### Exercise aim:
Locate all lines in the data below that hold "Classe" and show them.

******************************

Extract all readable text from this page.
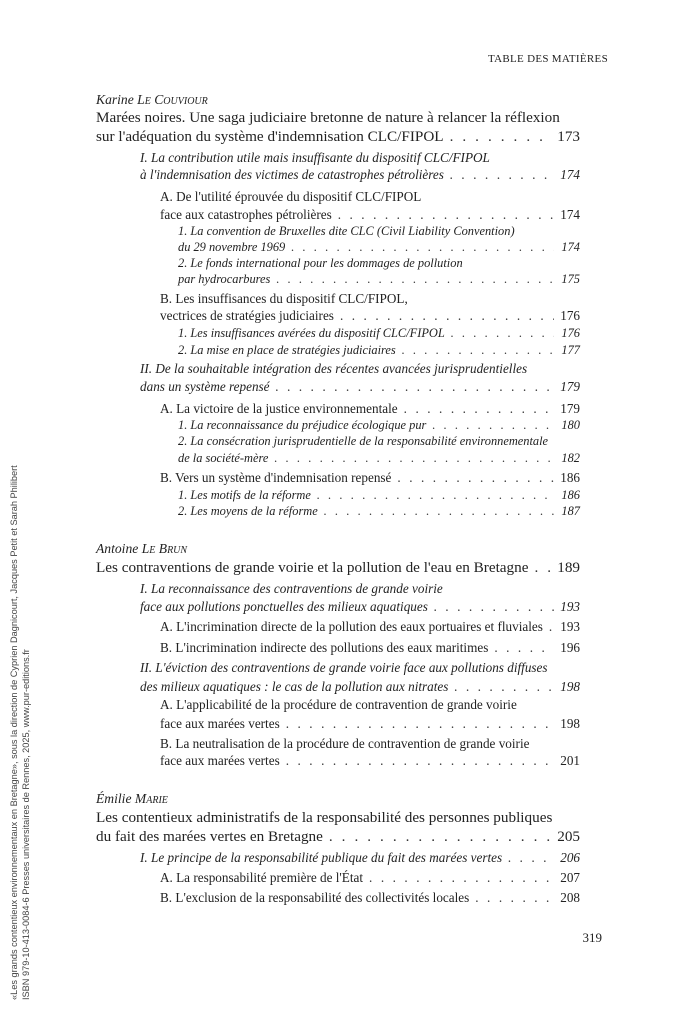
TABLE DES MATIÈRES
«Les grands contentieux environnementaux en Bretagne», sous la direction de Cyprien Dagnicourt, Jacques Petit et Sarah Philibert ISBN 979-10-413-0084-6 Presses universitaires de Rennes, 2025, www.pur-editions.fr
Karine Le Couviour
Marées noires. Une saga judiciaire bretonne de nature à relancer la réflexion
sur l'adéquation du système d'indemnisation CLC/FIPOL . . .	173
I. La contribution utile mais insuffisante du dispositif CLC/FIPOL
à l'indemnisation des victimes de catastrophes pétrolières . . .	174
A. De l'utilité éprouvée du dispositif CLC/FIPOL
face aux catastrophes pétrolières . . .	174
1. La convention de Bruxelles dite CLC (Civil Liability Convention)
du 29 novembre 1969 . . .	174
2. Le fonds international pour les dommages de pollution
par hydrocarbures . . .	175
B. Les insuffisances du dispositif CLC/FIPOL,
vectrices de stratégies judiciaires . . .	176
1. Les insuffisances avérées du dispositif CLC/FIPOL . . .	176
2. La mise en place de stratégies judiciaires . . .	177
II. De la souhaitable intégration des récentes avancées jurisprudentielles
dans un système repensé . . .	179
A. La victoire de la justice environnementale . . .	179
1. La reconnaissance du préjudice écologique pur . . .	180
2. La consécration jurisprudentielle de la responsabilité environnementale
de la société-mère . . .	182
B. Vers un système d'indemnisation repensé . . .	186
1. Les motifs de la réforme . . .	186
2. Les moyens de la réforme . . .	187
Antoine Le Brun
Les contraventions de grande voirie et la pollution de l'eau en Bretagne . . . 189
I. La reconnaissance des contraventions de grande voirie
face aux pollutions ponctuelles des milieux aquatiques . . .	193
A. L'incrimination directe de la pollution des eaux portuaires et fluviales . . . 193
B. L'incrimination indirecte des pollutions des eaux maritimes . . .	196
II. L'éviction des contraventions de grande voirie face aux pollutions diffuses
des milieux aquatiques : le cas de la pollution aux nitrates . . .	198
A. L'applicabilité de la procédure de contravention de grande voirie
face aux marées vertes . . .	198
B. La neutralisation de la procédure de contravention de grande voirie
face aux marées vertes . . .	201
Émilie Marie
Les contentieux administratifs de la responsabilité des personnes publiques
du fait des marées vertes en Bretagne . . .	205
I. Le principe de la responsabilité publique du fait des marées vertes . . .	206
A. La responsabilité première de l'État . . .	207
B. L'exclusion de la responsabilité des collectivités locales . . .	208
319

******************************

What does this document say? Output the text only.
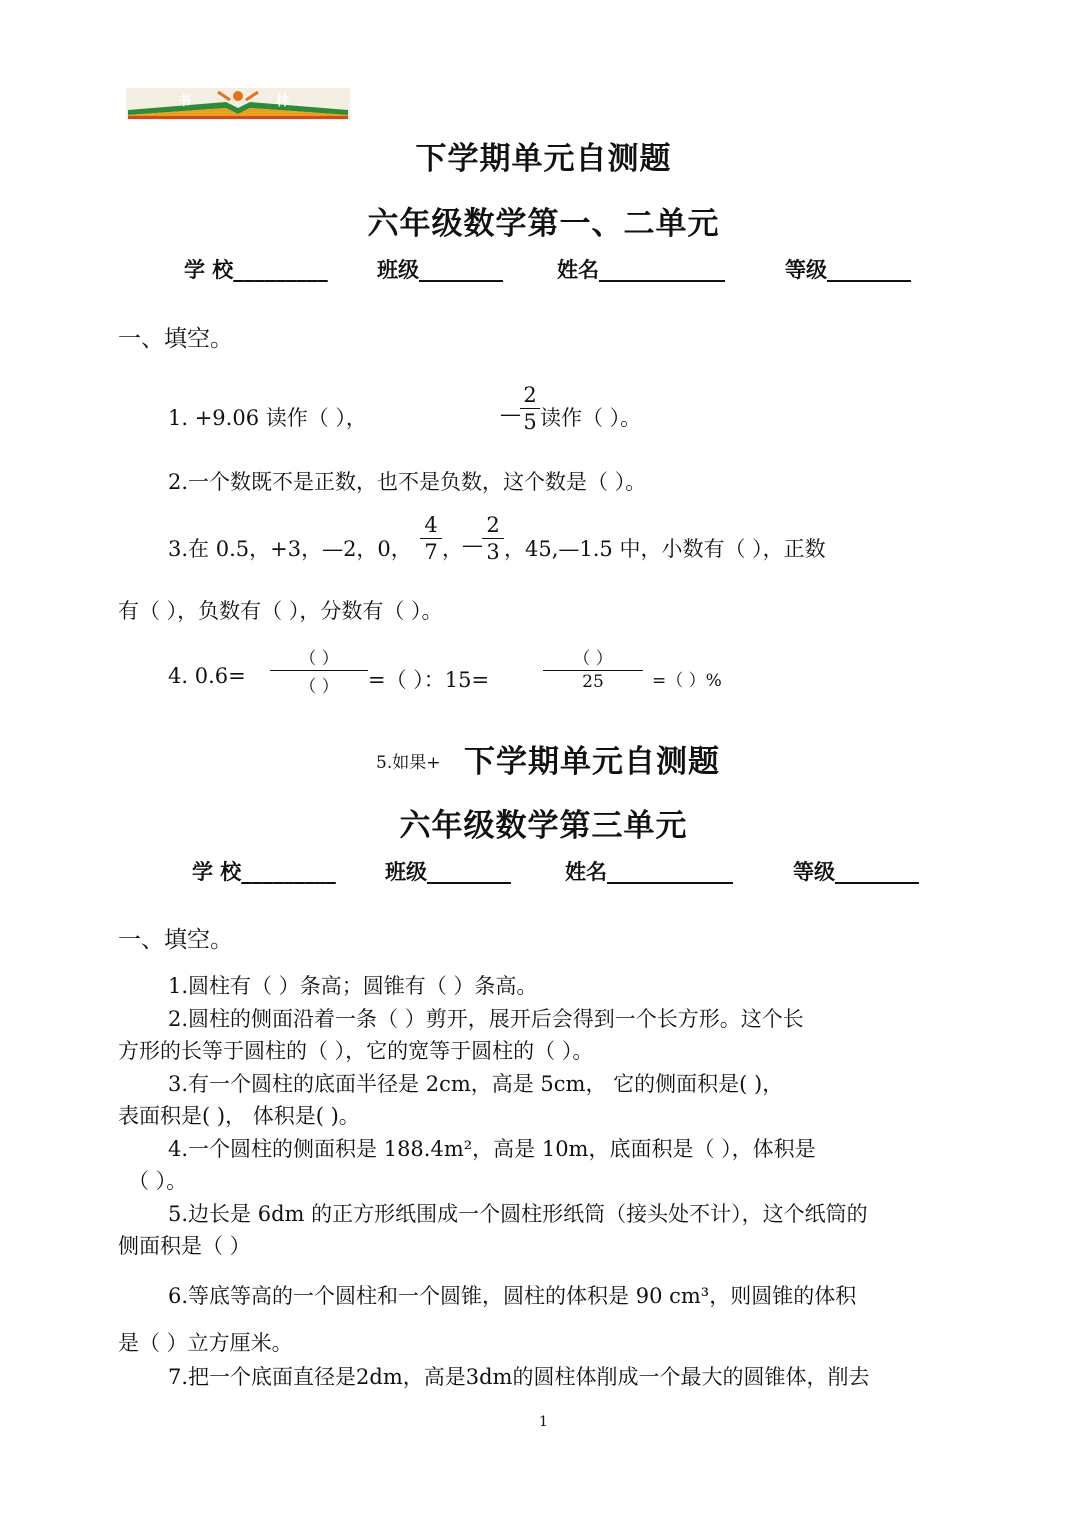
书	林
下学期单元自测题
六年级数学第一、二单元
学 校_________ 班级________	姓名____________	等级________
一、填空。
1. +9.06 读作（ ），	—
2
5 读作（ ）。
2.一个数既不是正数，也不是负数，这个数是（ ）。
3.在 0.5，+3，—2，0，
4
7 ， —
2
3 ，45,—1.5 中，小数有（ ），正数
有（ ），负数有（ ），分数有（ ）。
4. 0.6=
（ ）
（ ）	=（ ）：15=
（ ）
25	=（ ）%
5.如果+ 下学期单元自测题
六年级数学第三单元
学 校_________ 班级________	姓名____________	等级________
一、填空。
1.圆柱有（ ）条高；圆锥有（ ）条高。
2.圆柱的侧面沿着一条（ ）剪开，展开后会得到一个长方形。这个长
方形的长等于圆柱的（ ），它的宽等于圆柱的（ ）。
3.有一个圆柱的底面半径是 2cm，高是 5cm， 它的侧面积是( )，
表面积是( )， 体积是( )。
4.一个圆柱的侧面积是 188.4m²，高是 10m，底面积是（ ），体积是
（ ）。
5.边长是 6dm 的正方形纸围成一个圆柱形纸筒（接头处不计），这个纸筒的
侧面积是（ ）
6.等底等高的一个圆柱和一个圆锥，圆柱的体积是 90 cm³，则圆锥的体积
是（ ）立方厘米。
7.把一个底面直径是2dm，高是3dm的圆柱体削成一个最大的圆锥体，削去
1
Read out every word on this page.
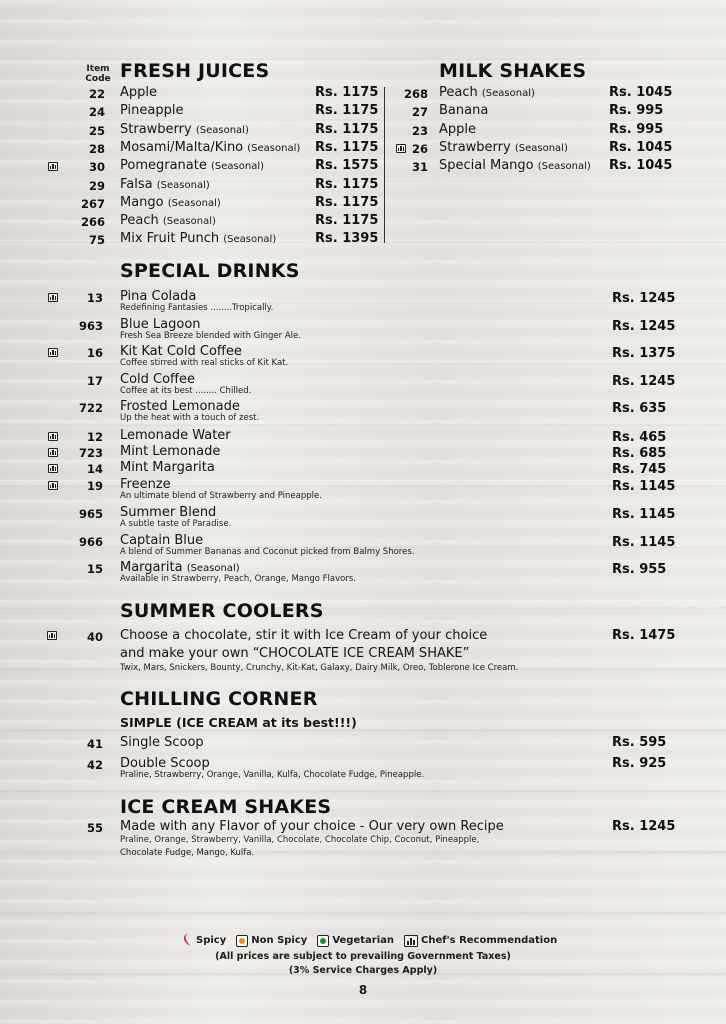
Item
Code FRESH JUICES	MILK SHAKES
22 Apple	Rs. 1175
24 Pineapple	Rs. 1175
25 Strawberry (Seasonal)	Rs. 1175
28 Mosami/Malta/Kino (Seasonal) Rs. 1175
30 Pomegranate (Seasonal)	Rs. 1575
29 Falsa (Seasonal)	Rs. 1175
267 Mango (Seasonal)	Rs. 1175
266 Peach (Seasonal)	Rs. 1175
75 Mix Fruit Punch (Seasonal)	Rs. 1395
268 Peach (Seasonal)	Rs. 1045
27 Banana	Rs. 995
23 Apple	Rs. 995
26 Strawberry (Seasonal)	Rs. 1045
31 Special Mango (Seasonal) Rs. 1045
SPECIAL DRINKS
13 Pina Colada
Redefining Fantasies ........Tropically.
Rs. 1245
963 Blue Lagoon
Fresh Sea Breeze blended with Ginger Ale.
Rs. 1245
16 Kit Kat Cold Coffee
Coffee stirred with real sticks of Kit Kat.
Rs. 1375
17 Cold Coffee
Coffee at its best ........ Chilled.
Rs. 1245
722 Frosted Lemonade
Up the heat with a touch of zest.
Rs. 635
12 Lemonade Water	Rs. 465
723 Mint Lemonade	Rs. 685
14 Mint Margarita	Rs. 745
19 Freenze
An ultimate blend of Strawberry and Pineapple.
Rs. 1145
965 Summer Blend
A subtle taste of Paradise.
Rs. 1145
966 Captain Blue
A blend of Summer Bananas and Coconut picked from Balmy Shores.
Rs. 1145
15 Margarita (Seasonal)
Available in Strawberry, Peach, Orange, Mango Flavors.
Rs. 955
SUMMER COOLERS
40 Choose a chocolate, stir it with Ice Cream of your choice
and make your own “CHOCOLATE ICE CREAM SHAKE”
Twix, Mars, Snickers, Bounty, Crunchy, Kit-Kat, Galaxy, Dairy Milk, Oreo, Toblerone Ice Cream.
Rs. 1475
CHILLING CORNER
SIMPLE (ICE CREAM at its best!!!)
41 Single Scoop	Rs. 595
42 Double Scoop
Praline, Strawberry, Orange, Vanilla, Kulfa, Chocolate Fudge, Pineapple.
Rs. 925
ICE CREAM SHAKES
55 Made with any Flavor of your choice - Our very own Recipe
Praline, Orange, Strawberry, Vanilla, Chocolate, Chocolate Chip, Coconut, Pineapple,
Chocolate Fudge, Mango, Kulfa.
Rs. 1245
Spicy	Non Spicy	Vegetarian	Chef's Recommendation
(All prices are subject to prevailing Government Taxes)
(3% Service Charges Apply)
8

******************************

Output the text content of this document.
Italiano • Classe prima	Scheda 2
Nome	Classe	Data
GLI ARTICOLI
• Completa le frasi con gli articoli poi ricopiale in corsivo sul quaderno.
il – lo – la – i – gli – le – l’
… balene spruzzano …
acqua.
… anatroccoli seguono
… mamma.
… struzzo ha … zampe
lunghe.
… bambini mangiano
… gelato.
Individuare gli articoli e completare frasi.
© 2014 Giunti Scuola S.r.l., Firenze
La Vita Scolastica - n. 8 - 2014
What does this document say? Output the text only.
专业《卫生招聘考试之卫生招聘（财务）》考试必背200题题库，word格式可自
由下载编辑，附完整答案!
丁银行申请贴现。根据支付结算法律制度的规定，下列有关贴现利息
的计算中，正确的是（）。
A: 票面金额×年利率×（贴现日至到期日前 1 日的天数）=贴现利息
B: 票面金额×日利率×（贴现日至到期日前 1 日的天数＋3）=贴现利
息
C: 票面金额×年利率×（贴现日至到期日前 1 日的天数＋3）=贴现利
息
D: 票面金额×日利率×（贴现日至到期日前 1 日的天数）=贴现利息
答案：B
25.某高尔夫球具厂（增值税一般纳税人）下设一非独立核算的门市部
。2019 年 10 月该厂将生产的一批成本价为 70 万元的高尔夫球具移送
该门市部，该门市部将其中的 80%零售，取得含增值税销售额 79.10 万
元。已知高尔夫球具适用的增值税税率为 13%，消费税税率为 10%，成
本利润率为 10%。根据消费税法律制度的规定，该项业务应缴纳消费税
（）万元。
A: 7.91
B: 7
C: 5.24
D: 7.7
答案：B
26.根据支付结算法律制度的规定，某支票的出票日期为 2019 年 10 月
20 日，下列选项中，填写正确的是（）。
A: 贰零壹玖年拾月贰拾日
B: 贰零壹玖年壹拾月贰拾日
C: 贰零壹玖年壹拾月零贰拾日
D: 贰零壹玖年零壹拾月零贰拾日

******************************

### Solved exercise:
Italiano • Classe prima	Scheda 2
Nome	Classe	Data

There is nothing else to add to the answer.